* **LIST OF TASKS**:
[a] In the instrumentation passage, what does Kelvin's first rule of instrumentation state?
[b] Carry on the passage on instrumentation and measurement, picking up right after its last sentence about examples of linear operations.

* **GIVEN PASSAGE**:

Dec 31, 2016

EBOOK - Wiley Survey of Instrumentation and Measurement (Stephen A. Dyer)

Instrumentation and Measurement—Introductory Kelvin’s first rule of instrumentation states, in essence, that the measuring instrument should not alter the event being measured. That rule impacts the design of any instrument.
In broad terms, we can view a measuring instrument or instrument subsystem as comprising an input transducer followed by a signal-conditioning section, which in turn drives a data-processing and display section.
The instrument or piece of test equipment may be completely manual, requiring (sometimes significant) tending by its operator, or it may be automated to one extent or another.
The increasing availability of inexpensive computing power, beginning in the early 1970s, has encouraged the design of instrumentation capable of being controlled by computer, with all but the simplest of instruments today having interfaces built in.
Sensors and Transducers Transducers are energy-conversion devices and are the “molecule” of a measurement system (i.e., the smallest unit from which measurement systems are constructed). Some transducers, such as thermocouples, are active (or selfgenerating); i.e., they are such that the input energy in one form directly produces another form of energy at its output.
Other transducers, such as resistance thermometers, require two forms of input energy to produce some form of output energy; they are termed passive, or non-self-generating.
Traditionally, sensors have been taken to be the passive portions of non-self-generating transducers.
They are usually elements which have one or more physical properties affected by some physical quantity.
In today’s literature there is often a lack of distinction between “sensor” and “transducer.” The terms are often used interchangeably. Furthermore, integrated-circuit technology has led to the inclusion of signal conditioning circuitry and dataacquisition-and-communication interfaces on the same chip as the sensor or transducer. While the entire package is typically referred to as a sensor, in reality it is an instrumentation subsystem, or perhaps a complete instrument, on a chip.
While the need for traditional, discrete sensors and transducers will certainly ontinue, present research and development of integrated sensors, intelligent sensors, and integrated systems on a chip will result in an expanding offering of compact, rugged, relatively inexpensive, and easy-to-apply measurement front ends and systems based on one or more sensors or transducers.
Signal Conditioning
It is the task of the signal conditioner to accept the signal output from the transducer and produce from it a signal acceptable for introduction to the remainder of the instrument.
Signal conditioning is typically analog in nature, and it can involve strictly linear operations, strictly nonlinear operations, or some combination of the two. Examples of linear operations include amplitude scaling (amplification or attenuation), impedance transformation, linear filtering, and modulation.

* **SOURCE EXCERPT**:
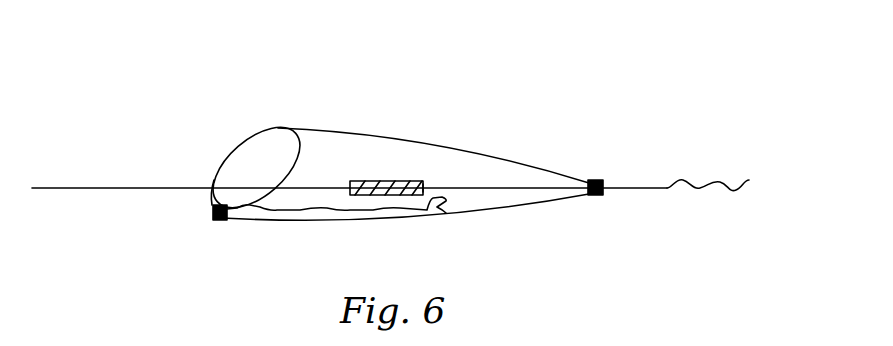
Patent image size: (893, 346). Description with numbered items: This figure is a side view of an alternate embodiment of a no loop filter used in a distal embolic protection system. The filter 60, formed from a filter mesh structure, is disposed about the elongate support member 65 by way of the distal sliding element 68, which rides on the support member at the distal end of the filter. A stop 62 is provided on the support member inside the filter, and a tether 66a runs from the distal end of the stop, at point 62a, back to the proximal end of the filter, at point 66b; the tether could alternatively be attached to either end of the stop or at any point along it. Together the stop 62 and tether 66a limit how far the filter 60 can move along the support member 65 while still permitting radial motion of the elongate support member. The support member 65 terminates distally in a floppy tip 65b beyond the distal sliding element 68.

* **ANSWERS TO THE PROBLEMS**:
[a] The measuring instrument should not alter the event being measured.

[b]
Some nonlinear operations include obtaining the root-meansquare (rms) value, absolute value, square root or logarithm of the input signal.
The signal conditioning may also provide auxiliary services, such as producing an excitation signal for the transducer, providing a reference signal for the transducer, or introducing electrical isolation.
Building blocks for providing analog signal processing are available in many forms—as modules, as integrated circuits (ICs), and as complete subsystems having universal backplanes and plug-in input and output modules. Operational amplifiers, instrumentation amplifiers, isolation amplifiers, nonlinear processing circuits such as comparators, multiplier/dividers, log/antilog amplifiers, trigonometric-function generators, and rms-to-dc converters are but a few of the building blocks available.
General-Purpose Instrumentation
The electrical quantities most commonly measured include voltage, current, charge, resistance, and impedance. This section surveys general-purpose instrumentation typically used for measurement of such quantities. Many of these instruments can be found on even the most modest of laboratory or test benches.

Instruments 1
Measurement Errors 14
Automatic Test Equipment 25
Electric Sensing Devices 37
Magnetic Sensors 46
Hall Effect Transducers 60
Pressure Sensors 71
Piezoresistive Devices 84
Strain Sensors 87
Temperature Sensors 101
Thermistors 122
Thermocouples 129
Thermopiles 135
Accelerometers 147
Tachometers 163
Fiber-Optic Sensors 178
Ultraviolet Detectors 199
Chemical Sensors 207
Intelligent Biosensors 222
Instrumentation Amplifiers 241
Current Shunts 252
Current Transformers 259
Instrument Transformers 266
Multimeters 277
Digital Multimeters 286
Ohmmeters 291
Electrometers 293
Balances 301
Bridge Instruments 309
Oscilloscopes 326
Charge Measurement 339
Electric Current Measurement 343
Inductance Measurement 347
Capacitance Measurement 358
Q-Factor Measurement 372
Q-Meters 387
Electric Strength 397
Electromagnetic Field Measurement 401
Magnetic Field Measurement 410
Attenuation Measurement 422
Loss-Angle Measurement 439
Wavelength Meter 452
Reflectometers, Time-Domain 467
Standing Wave Meters and Network Analyzers 476
Millimeter-Wave Measurement 496
Displacement Measurement 509
Velocimeters 521
Acceleration Measurement 535
Density Measurement 546
Level Meters 557
Flowmeters 568
Dynamometers 580
Torquemeters 587
Weighing 596
Gravimeters 607
Viscometers 611
Compasses 624
Goniometers 635
Gyroscopes 644
Hygrometers 666
Pyrometers 680
Acoustic Variables Measurement 688
Frequency and Time Interval Meters 697
Frequency Standards, Characterization 707
Frequency Stability 715
Phase Meters 721.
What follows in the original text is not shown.